→ TASKS TO COMPLETE
A. In the discussion of C++ templates and Java, what kind of types does Java not have?
B. Carry on the discussion of C++ templates and Java from the point where it stops.

→ READING PASSAGE
But isn't that just what you were suggesting in the GP post in order to get rid of a layer of indirection?


Perhaps, most of the time I have not created a general use data structure - just highly specialized ones. Extending would allow no references/indirection but it's rather ugly and it has to provide another function to instantiate (I'd consider reflection, i.e. Class.newInstance() not to be a good way to handle the case).


> can do manual writing of Java (or even use m4 macros or hijack the C preprocessor... the preprocessor doesn't know anything about C beyond tokenization) for anything C++ templates can do

Sounds broadly true, but I'm not sure it's precisely right. How could std::is_same be implemented?


> How could std::is_same be implemented?

You would perform manual static context-sensitive text expansion, just like the C++ template expander does. In this case, you end up just manually expanding it all the way out to a true or false by hand.

I'm just saying that the C++ template expander only performs static context-sensitive text replacements, ending in valid template-free C++ code. The template engine doesn't introduce any magic that can't be done more tediously in template-free C++ by hand, so you can do the same tricks in Java by hand.

Now, Java doesn't have non-primitive value types, so you'd have to manually flatten some classes in order to get the same layout without the class boundary forcing an indirection. Java also doesn't allow interior references while C++ absolutely does, but that's outside the C++ template expander / template sub-language.


C++ templates cannot be implemented purely by text replacement as most of it is type driven.

It is true that you can do anything that templates do by hand, but that's true for any language construct (at the limit you could write asm).


> C++ templates cannot be implemented purely by text replacement as most of it is type driven.

The static types (and constant values in some cases) are the context. That's the "context-sensitive" part of "context-sensitive expansion".

→ GIVEN MATERIAL
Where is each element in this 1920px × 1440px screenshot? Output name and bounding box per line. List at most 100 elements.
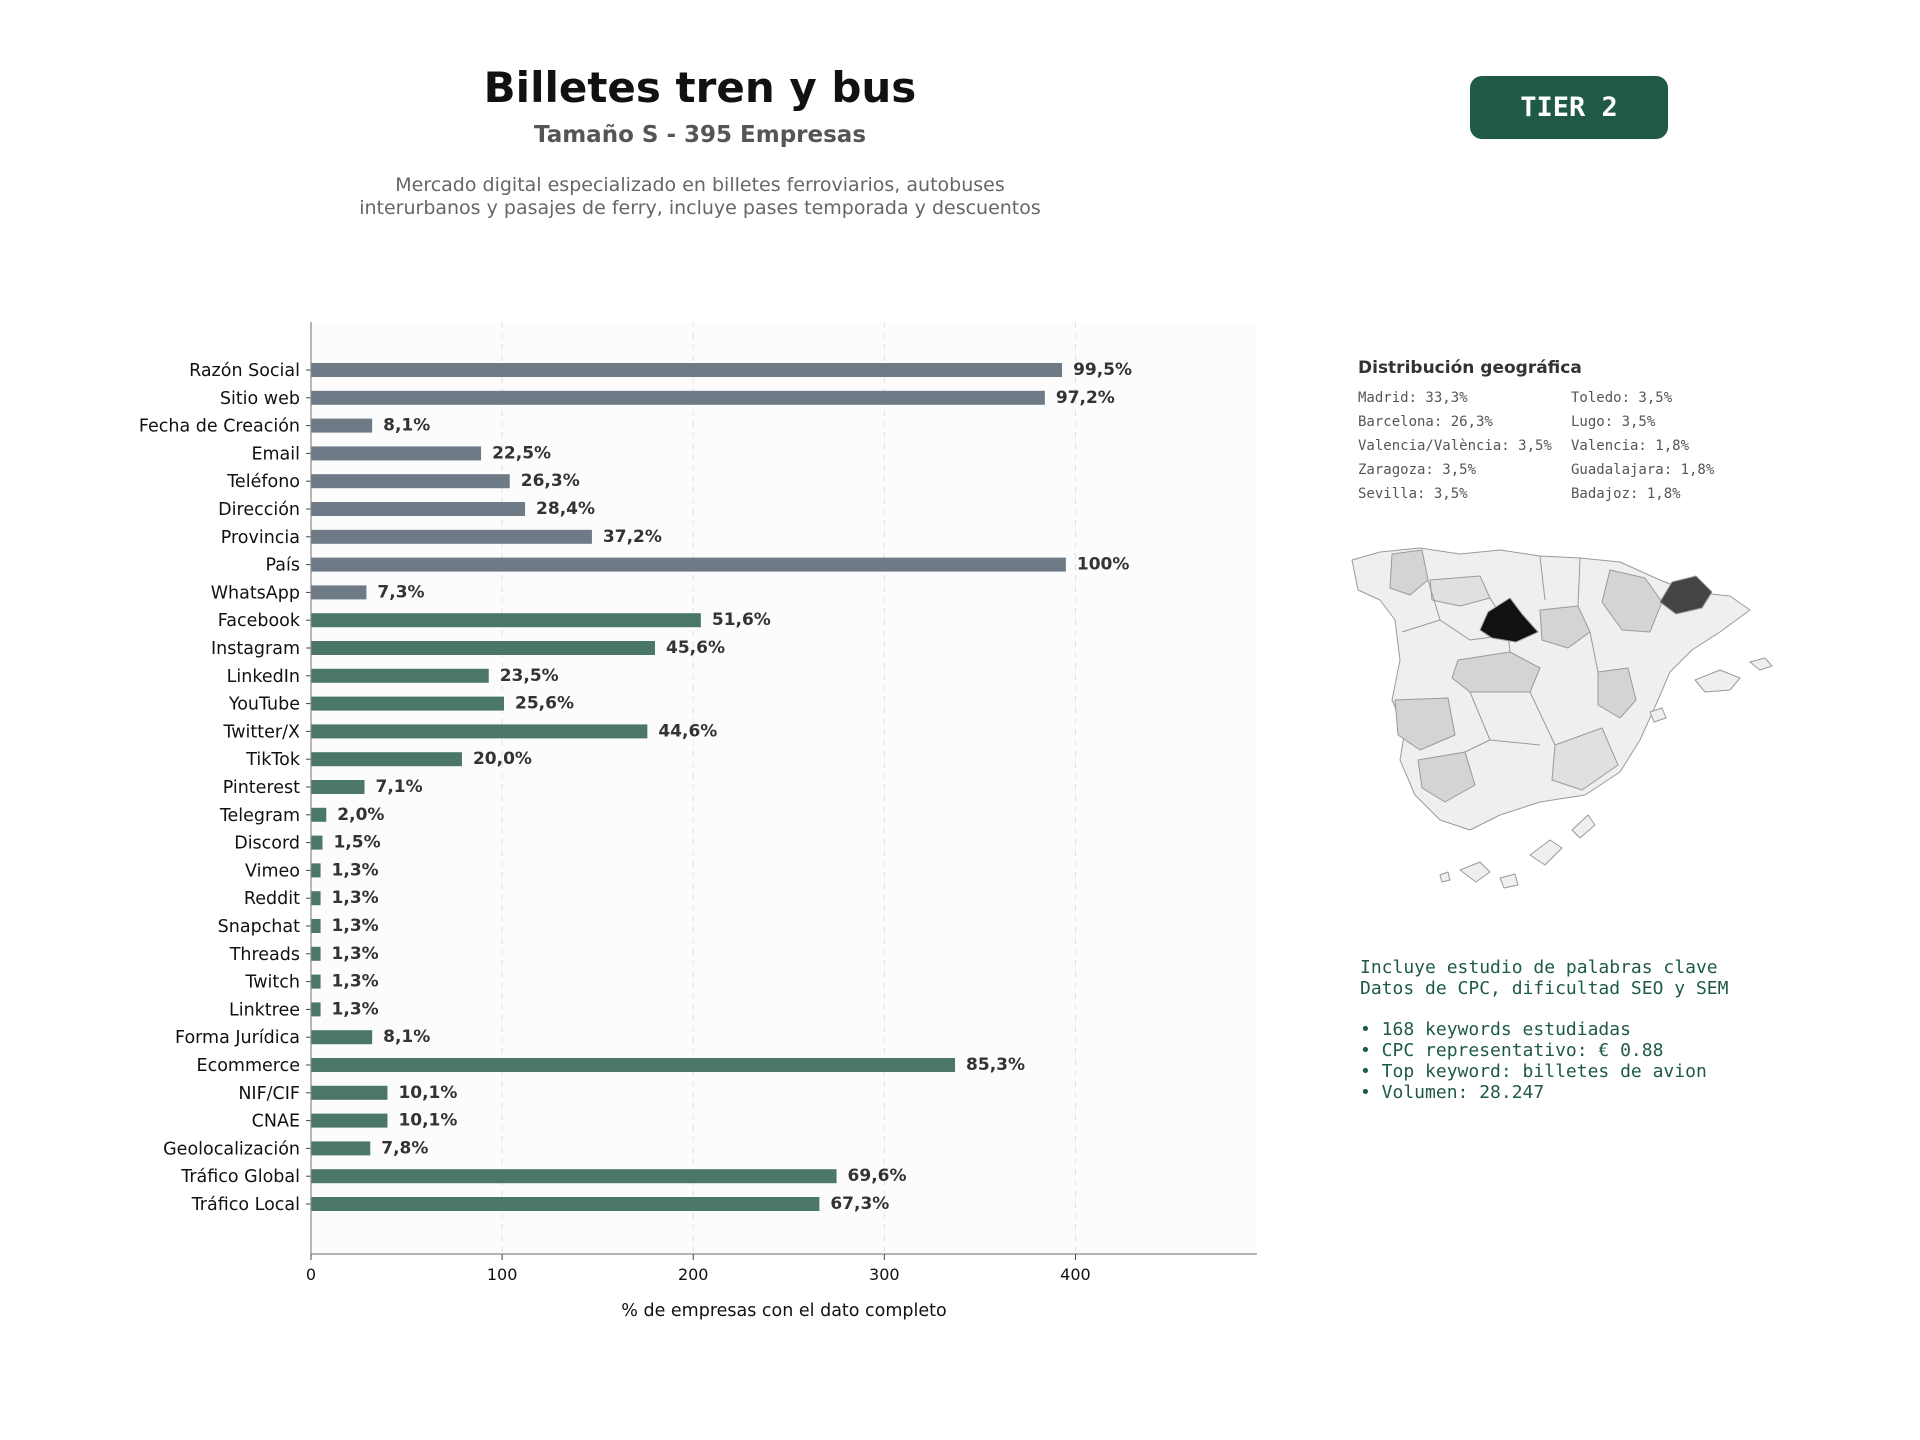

→ ANSWERS FOR THE TASKS
A. Non-primitive value types.

B.
> It is true that you can do anything that templates do by hand, but that's true for any language construct (at the limit you could write asm).

Yes. That's my point. I was replying to someone saying that they could remove a layer of indirection from a linked list by writing a custom data structure that had the next and previous references, and I was pointing out that they're essentially running C++ template expansion by hand. There's nothing surprising there.


> You would perform manual static context-sensitive text expansion, just like the C++ template expander does.

Sure, if you move all your code into your new language that transpiles to C, but that was my point, the lack of language integration means there's plenty it can't do that C++ templates can do.

An example from [0]:

    std::is_same_v<int, std::int64_t>
In C, I don't know that there's any way to determine whether int and int64_t are the same type.

[0] https://en.cppreference.com/w/cpp/types/is_same


> a compiler issue that could be solved by escape analysis

It could be solved today, not in the sixties when Simula has been designed. It's fascinating how much scientific progress we're taking for granted, assuming that is has been that way forever.

> A Simula linked list has as much indirection as a C++ std::list<T>

Barring the same comment on the progress in generic types, intrusive lists are on a bit different scale. The difference between a T which can be a part of intrusive list and List<T> is in how T gets into a list. For intrusive list the links are already in your T. If you have an element and want to add it to the list then it's a bunch of pointer assignments. For non-intrusive list you have to allocate a new list node, and maybe even move your element there.


The original inspiration for the idea really has nothing whatever to do with its subsequent architectural role, nor with its value as a mechanism.

As a performance optimization, inheritance demonstrated value at a time when performance improvements were at least three orders of magnitude more important than they are today.

People here like to disparage OO and inheritance, but the distaste clearly is just a reaction to Java and its unfortunate lack of any other organizational mechanism, requiring abuse of the one feature for everything.

In C++, it is sometimes directly useful, with or without a vtable, independent of "OO"; and even occasionally is exactly the right thing, explicitly as an OO tool. As one tool in the toolbox, it is simple, understandable, and causes no trouble unless badly abused. It is far from the only tool, so is not often the best choice, but probably most programs of any substance have one or two places where it is better used than not.


Implementation inheritance is indeed problematic, no matter how it's used. The defining feature of implementation inheritance is that any code, relating to any class in the hierarchy, can rely on methods that may then be overridden in unpredictable ways further down in the hierarchy. If you don't need or expect this behavior, you can use composition and delegation instead - which come with a far simpler semantics and do a way better job of preserving modularity.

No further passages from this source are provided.